* EXTRACTED ENTRIES *
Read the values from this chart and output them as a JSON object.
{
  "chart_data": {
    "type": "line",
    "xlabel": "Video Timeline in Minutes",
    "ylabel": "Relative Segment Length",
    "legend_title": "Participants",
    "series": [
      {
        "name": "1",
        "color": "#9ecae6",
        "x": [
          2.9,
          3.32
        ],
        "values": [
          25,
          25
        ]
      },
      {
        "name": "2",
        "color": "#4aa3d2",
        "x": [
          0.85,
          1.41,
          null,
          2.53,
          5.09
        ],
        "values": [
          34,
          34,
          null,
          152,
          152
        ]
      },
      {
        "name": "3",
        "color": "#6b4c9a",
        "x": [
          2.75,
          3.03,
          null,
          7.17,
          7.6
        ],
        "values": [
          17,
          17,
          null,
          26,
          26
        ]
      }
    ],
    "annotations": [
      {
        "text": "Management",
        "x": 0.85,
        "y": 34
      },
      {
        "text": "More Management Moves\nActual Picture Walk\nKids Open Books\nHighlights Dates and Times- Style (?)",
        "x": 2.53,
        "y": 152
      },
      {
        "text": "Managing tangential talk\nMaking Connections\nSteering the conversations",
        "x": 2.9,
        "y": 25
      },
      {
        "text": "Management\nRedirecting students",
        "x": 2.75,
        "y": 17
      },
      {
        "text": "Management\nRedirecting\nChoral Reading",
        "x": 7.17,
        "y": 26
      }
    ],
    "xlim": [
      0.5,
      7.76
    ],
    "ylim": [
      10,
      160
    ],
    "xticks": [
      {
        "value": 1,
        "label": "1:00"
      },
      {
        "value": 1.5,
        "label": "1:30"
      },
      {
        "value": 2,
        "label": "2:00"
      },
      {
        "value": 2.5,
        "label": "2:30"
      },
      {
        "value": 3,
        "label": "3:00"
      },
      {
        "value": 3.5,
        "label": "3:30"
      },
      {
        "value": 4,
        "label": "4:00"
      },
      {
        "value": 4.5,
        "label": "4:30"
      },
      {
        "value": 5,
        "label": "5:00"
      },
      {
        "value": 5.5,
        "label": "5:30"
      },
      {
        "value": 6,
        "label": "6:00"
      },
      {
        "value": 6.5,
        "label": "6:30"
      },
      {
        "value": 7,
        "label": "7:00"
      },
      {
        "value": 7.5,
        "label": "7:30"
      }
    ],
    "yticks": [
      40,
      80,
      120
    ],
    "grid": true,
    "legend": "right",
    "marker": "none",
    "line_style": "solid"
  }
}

* OBJECTIVE *
Using the material above, copy every line in which the string "text" occurs.

* TASK RESULT *
        "text": "Management",
        "text": "More Management Moves\nActual Picture Walk\nKids Open Books\nHighlights Dates and Times- Style (?)",
        "text": "Managing tangential talk\nMaking Connections\nSteering the conversations",
        "text": "Management\nRedirecting students",
        "text": "Management\nRedirecting\nChoral Reading",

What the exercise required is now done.